Your task:
Carry on the blog post below about walking the dog and meeting an old lady, starting right after its last sentence.

Given passage:
□ □ □ □ □ □ □
Monday, April 6, 2009

YOU CHANGE YOUR MIND LIKE A GIRL CHANGES CLOTHES



Once, I almost got raped. By a deaf old lady.

It was probably the most awkward 4 minutes of my life. It was a nice march day a couple of weeks ago, and I was walking my dog Lucky around the block. Something you need to understand is that Lucky has this weird fat pocket on his right shoulder as big as a watermelon, and it looks really strange becuase it's only on one side of him. Don't worry or anything, its harmless, people just laugh every time they see him.

You know what I never understood? Why do old people take aimless walks? Like, you'll see this old person just walking. Going nowhere. It makes me really sad becuase I just want to say "Are you lost? Where's your parents? Where are you going?" Once, I saw this old man in a white suit and a black top hat just walking around near a busy road. He had a cane, and it was summer. I laughed.

Anyways, back to my story.

So as I was walking my strange dog, an old lady approaches me. She was wearing one of those really ugly track-suit-rain-coat things from the mid 80's. It was really worn out and it was green, a brighter green, pink and purple. She had white hair that kinda looked like rabbit hair, and she was wearing those old people glasses with the string attached so she wont loose them, like Mr. Hyppi.

So as she walked up to me I prepared myself to be asked the question every other person asks when they see me with my dog; "What kind of dog is that?" And I can see it in there eyes they're asking themselfs "and why does he have a giant tumour on his shoulder?" So of course she asked the question, "What kind of dog is that?"

But she was different from all the others. I couldn't really understand her. I guessed that she had an accent or some shit. It was a windy day so as I pushed my hair from my face, I was kind of looking down and said "He's a chow and retriever." Every time I get asked that question I give a different answer, becuase I always forget what kind of dog Lucky is. I'm a good mother.
□ □ □ □ □ □ □
Page segmentation data:
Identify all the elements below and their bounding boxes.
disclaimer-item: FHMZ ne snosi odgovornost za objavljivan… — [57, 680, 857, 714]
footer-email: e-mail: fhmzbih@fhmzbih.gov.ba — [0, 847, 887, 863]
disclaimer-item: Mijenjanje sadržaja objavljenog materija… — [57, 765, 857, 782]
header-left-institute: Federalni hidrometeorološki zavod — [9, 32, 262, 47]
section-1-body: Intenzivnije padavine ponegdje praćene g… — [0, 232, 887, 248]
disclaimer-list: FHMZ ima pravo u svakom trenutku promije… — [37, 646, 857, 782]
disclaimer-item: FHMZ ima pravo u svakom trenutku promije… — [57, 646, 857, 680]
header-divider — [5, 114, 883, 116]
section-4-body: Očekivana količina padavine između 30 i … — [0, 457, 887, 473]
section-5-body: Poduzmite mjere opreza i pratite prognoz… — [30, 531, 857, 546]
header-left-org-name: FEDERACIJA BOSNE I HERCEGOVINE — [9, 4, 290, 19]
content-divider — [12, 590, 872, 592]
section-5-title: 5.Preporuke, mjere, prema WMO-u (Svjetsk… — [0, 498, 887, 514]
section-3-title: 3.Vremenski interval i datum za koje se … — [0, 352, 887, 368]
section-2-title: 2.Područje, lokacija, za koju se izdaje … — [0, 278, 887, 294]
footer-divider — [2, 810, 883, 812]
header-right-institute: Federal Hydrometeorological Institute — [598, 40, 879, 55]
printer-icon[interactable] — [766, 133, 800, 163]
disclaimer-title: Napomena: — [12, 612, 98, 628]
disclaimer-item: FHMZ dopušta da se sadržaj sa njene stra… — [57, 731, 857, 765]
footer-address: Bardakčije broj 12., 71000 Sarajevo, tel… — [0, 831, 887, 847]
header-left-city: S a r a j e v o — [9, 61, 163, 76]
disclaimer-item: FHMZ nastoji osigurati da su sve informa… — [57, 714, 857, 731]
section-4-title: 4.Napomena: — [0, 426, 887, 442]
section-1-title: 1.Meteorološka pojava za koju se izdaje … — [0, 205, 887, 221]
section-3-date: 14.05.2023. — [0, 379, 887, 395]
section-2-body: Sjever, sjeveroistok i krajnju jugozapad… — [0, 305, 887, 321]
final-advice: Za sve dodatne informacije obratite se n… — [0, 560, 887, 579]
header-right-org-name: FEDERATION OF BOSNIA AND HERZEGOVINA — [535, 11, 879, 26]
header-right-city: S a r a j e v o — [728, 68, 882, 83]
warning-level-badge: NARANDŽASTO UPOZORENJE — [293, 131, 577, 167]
□ □ □ □ □ □ □
Answer to the problem:
The lady then responded, "I'm deaf. I can read your lips. What kind of dog is he?" Now me being me, thought she said "I'm dead. I can read your lips." I thought she said this because I couldn't really understand her, because she spoke the way deaf people speak and she had an accent. Is that even possible?

Anyways, I guess she must not have heard me the first time I told her what kind of dog Lucky is because I was looking down. So I repeated again, "He's a chow and retriever." And just becuase I was in a good mood I added, "He has a purple tongue." I guess she didn't understand me. Again.

She said "What?" And at this point the conversation's dead. I was expecting a "Hey, Whats up? Nm." conversation. I started to walk away when she said something I can't remember, and I responded looking in her opposite direction, forgetting she was deaf and couldnt understand me. She said something once more. I didn't respond. I later saw her again, and ignored her.

Sorry for claiming I almost got raped, it was a very intense conversation and I was convinced she wanted me in her old-lady pants.